▸ **Requirement**:
Give the count of lines in the entries below that contain the string "monitoring", and only that count.

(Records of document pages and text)
--- START ---
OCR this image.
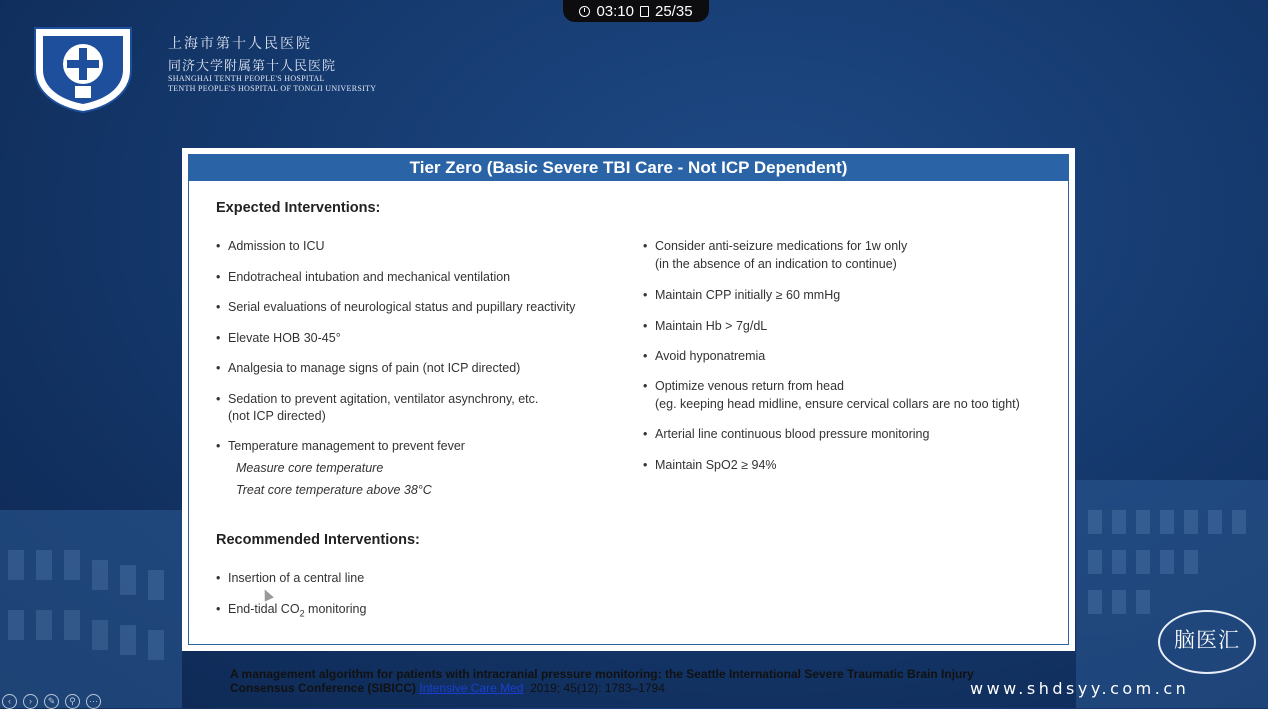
03:10 25/35
上海市第十人民医院
同济大学附属第十人民医院
SHANGHAI TENTH PEOPLE'S HOSPITAL
TENTH PEOPLE'S HOSPITAL OF TONGJI UNIVERSITY
Tier Zero (Basic Severe TBI Care - Not ICP Dependent)
Expected Interventions:
• Admission to ICU
• Endotracheal intubation and mechanical ventilation
• Serial evaluations of neurological status and pupillary reactivity
• Elevate HOB 30-45°
• Analgesia to manage signs of pain (not ICP directed)
• Sedation to prevent agitation, ventilator asynchrony, etc.
(not ICP directed)
• Temperature management to prevent fever
Measure core temperature
Treat core temperature above 38°C
• Consider anti-seizure medications for 1w only
(in the absence of an indication to continue)
• Maintain CPP initially ≥ 60 mmHg
• Maintain Hb > 7g/dL
• Avoid hyponatremia
• Optimize venous return from head
(eg. keeping head midline, ensure cervical collars are no too tight)
• Arterial line continuous blood pressure monitoring
• Maintain SpO2 ≥ 94%
Recommended Interventions:
• Insertion of a central line
• End-tidal $CO_2$ monitoring
A management algorithm for patients with intracranial pressure monitoring: the Seattle International Severe Traumatic Brain Injury Consensus Conference (SIBICC) Intensive Care Med. 2019; 45(12): 1783–1794
脑医汇
www.shdsyy.com.cn
‹	›	✎	⚲	⋯
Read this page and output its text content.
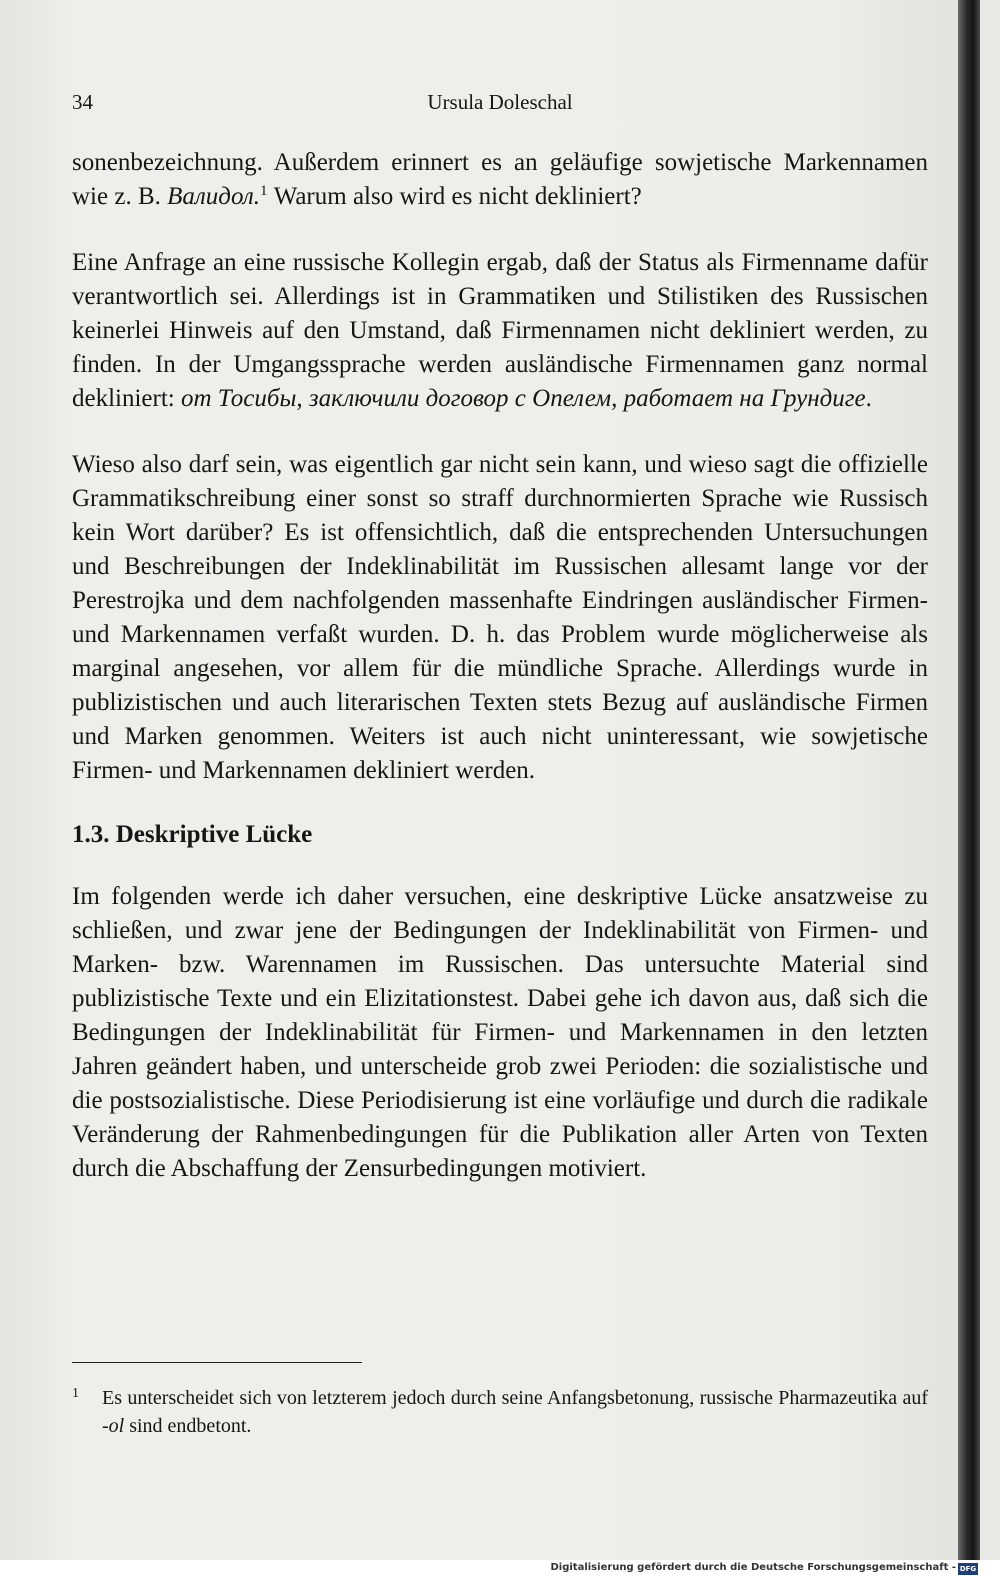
34	Ursula Doleschal

sonenbezeichnung. Außerdem erinnert es an geläufige sowjetische Markennamen wie z. B. Валидол.$^1$ Warum also wird es nicht dekliniert?

Eine Anfrage an eine russische Kollegin ergab, daß der Status als Firmenname dafür verantwortlich sei. Allerdings ist in Grammatiken und Stilistiken des Russischen keinerlei Hinweis auf den Umstand, daß Firmennamen nicht dekliniert werden, zu finden. In der Umgangssprache werden ausländische Firmennamen ganz normal dekliniert: от Тосибы, заключили договор с Опелем, работает на Грундиге.

Wieso also darf sein, was eigentlich gar nicht sein kann, und wieso sagt die offizielle Grammatikschreibung einer sonst so straff durchnormierten Sprache wie Russisch kein Wort darüber? Es ist offensichtlich, daß die entsprechenden Untersuchungen und Beschreibungen der Indeklinabilität im Russischen allesamt lange vor der Perestrojka und dem nachfolgenden massenhafte Eindringen ausländischer Firmen- und Markennamen verfaßt wurden. D. h. das Problem wurde möglicherweise als marginal angesehen, vor allem für die mündliche Sprache. Allerdings wurde in publizistischen und auch literarischen Texten stets Bezug auf ausländische Firmen und Marken genommen. Weiters ist auch nicht uninteressant, wie sowjetische Firmen- und Markennamen dekliniert werden.

1.3. Deskriptive Lücke

Im folgenden werde ich daher versuchen, eine deskriptive Lücke ansatzweise zu schließen, und zwar jene der Bedingungen der Indeklinabilität von Firmen- und Marken- bzw. Warennamen im Russischen. Das untersuchte Material sind publizistische Texte und ein Elizitationstest. Dabei gehe ich davon aus, daß sich die Bedingungen der Indeklinabilität für Firmen- und Markennamen in den letzten Jahren geändert haben, und unterscheide grob zwei Perioden: die sozialistische und die postsozialistische. Diese Periodisierung ist eine vorläufige und durch die radikale Veränderung der Rahmenbedingungen für die Publikation aller Arten von Texten durch die Abschaffung der Zensurbedingungen motiviert.

1 Es unterscheidet sich von letzterem jedoch durch seine Anfangsbetonung, russische Pharmazeutika auf -ol sind endbetont.
Digitalisierung gefördert durch die Deutsche Forschungsgemeinschaft - DFG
--- END ---
▸ **Response below**:
3